Requirement
Scan the listing below and copy every line holding "name".

------------------------------------

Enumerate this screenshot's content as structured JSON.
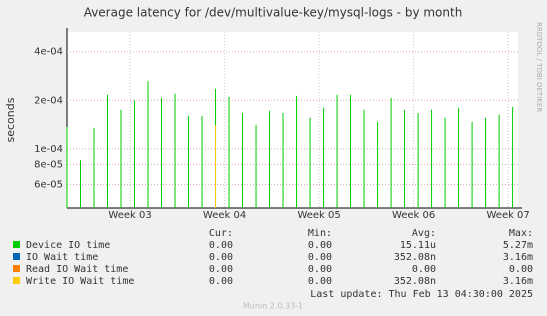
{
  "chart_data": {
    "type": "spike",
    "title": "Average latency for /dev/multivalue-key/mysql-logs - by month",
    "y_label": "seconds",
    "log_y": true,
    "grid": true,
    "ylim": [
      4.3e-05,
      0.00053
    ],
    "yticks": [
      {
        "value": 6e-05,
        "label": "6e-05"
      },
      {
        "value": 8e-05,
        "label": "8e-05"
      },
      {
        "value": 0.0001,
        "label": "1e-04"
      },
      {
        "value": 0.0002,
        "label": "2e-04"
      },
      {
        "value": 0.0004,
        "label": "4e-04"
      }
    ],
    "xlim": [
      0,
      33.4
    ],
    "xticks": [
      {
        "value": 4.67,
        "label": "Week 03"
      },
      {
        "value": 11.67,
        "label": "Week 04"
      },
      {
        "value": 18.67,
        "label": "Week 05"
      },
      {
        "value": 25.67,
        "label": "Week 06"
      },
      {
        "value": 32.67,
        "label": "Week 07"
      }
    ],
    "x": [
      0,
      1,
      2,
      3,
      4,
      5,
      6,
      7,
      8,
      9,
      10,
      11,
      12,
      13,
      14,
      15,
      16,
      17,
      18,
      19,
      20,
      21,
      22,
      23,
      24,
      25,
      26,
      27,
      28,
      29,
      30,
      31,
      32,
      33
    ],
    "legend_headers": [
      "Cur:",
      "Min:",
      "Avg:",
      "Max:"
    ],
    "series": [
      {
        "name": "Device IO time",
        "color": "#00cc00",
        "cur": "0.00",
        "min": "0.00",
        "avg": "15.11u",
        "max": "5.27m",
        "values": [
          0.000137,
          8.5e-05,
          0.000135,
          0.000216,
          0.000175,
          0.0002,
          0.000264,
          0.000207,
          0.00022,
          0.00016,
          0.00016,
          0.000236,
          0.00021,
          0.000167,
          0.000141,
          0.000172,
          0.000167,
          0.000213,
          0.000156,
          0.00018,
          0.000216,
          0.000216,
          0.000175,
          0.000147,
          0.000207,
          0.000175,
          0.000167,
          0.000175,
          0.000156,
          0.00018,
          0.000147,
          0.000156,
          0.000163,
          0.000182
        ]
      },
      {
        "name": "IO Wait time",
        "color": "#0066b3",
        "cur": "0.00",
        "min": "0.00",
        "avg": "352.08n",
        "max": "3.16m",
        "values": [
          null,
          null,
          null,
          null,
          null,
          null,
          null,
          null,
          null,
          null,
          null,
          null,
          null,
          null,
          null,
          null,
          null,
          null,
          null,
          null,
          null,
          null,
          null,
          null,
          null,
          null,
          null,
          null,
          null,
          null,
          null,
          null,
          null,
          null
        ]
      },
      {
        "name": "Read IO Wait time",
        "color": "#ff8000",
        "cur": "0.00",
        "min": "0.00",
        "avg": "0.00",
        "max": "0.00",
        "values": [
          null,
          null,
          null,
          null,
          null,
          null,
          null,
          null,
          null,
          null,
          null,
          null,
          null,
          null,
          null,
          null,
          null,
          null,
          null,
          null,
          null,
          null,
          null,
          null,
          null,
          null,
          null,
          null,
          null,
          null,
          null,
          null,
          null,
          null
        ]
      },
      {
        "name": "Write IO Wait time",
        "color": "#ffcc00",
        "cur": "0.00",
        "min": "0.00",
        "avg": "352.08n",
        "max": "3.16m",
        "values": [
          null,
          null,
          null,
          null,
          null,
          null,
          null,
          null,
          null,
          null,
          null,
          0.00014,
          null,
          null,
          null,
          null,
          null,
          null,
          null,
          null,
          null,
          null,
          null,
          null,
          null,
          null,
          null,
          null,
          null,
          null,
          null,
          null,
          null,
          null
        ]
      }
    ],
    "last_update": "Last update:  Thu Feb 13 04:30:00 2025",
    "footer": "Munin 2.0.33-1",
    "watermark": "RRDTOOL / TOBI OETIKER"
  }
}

------------------------------------

Full solution
        "name": "Device IO time",
        "name": "IO Wait time",
        "name": "Read IO Wait time",
        "name": "Write IO Wait time",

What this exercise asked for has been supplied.